> GOAL: Transcribe the whole listing without a single picture.

Items listed in a dataset:
########################################
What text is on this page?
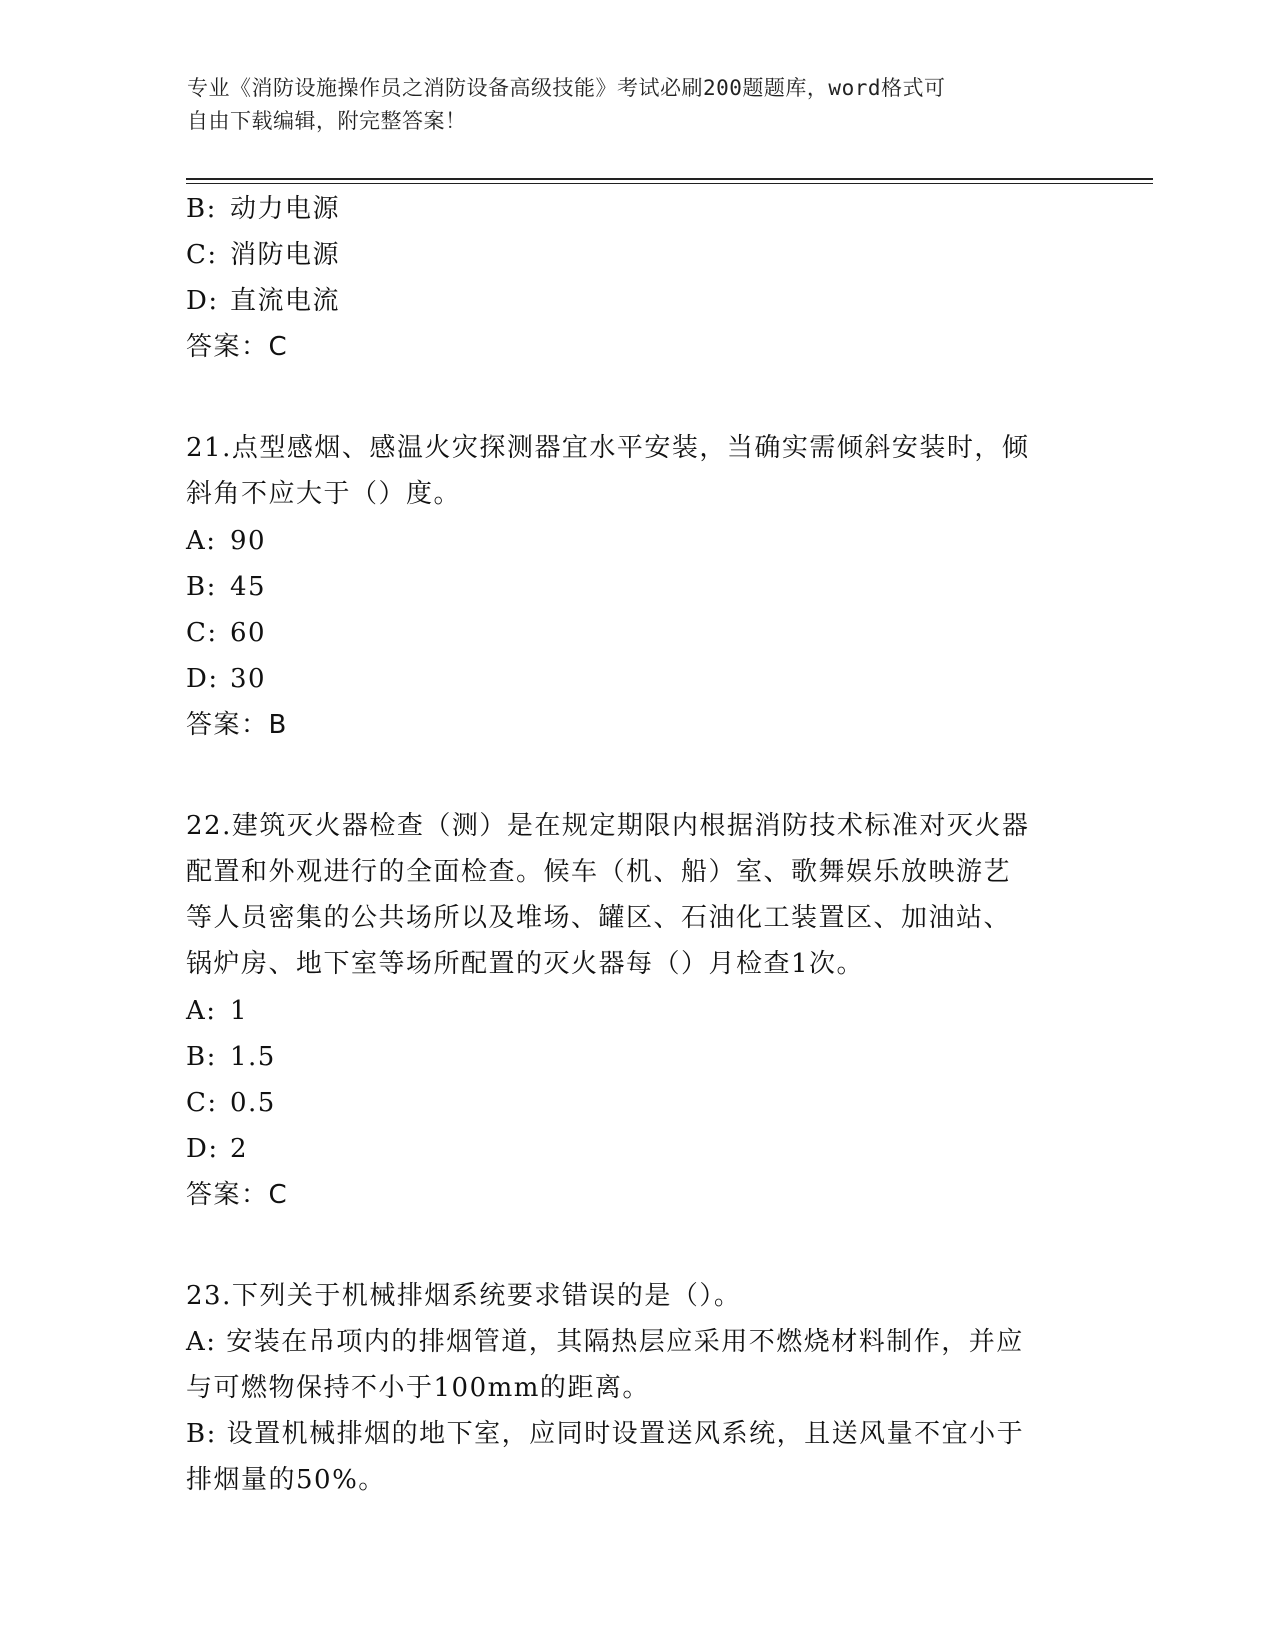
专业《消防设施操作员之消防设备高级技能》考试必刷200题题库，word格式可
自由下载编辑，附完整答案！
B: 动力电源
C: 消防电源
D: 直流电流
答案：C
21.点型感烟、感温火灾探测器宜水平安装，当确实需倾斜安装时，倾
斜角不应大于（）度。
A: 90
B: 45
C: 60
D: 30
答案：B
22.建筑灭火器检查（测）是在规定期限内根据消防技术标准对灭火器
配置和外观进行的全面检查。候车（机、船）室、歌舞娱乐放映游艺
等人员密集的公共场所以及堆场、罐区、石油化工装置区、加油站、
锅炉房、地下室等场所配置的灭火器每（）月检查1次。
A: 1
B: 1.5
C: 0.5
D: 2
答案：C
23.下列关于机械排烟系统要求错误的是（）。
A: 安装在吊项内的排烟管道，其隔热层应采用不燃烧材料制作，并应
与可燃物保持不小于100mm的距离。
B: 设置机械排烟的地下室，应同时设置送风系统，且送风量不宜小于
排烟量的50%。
########################################
> EXERCISE OUTPUT:
What text is on this page?
专业《消防设施操作员之消防设备高级技能》考试必刷200题题库，word格式可
自由下载编辑，附完整答案！
B: 动力电源
C: 消防电源
D: 直流电流
答案：C
21.点型感烟、感温火灾探测器宜水平安装，当确实需倾斜安装时，倾
斜角不应大于（）度。
A: 90
B: 45
C: 60
D: 30
答案：B
22.建筑灭火器检查（测）是在规定期限内根据消防技术标准对灭火器
配置和外观进行的全面检查。候车（机、船）室、歌舞娱乐放映游艺
等人员密集的公共场所以及堆场、罐区、石油化工装置区、加油站、
锅炉房、地下室等场所配置的灭火器每（）月检查1次。
A: 1
B: 1.5
C: 0.5
D: 2
答案：C
23.下列关于机械排烟系统要求错误的是（）。
A: 安装在吊项内的排烟管道，其隔热层应采用不燃烧材料制作，并应
与可燃物保持不小于100mm的距离。
B: 设置机械排烟的地下室，应同时设置送风系统，且送风量不宜小于
排烟量的50%。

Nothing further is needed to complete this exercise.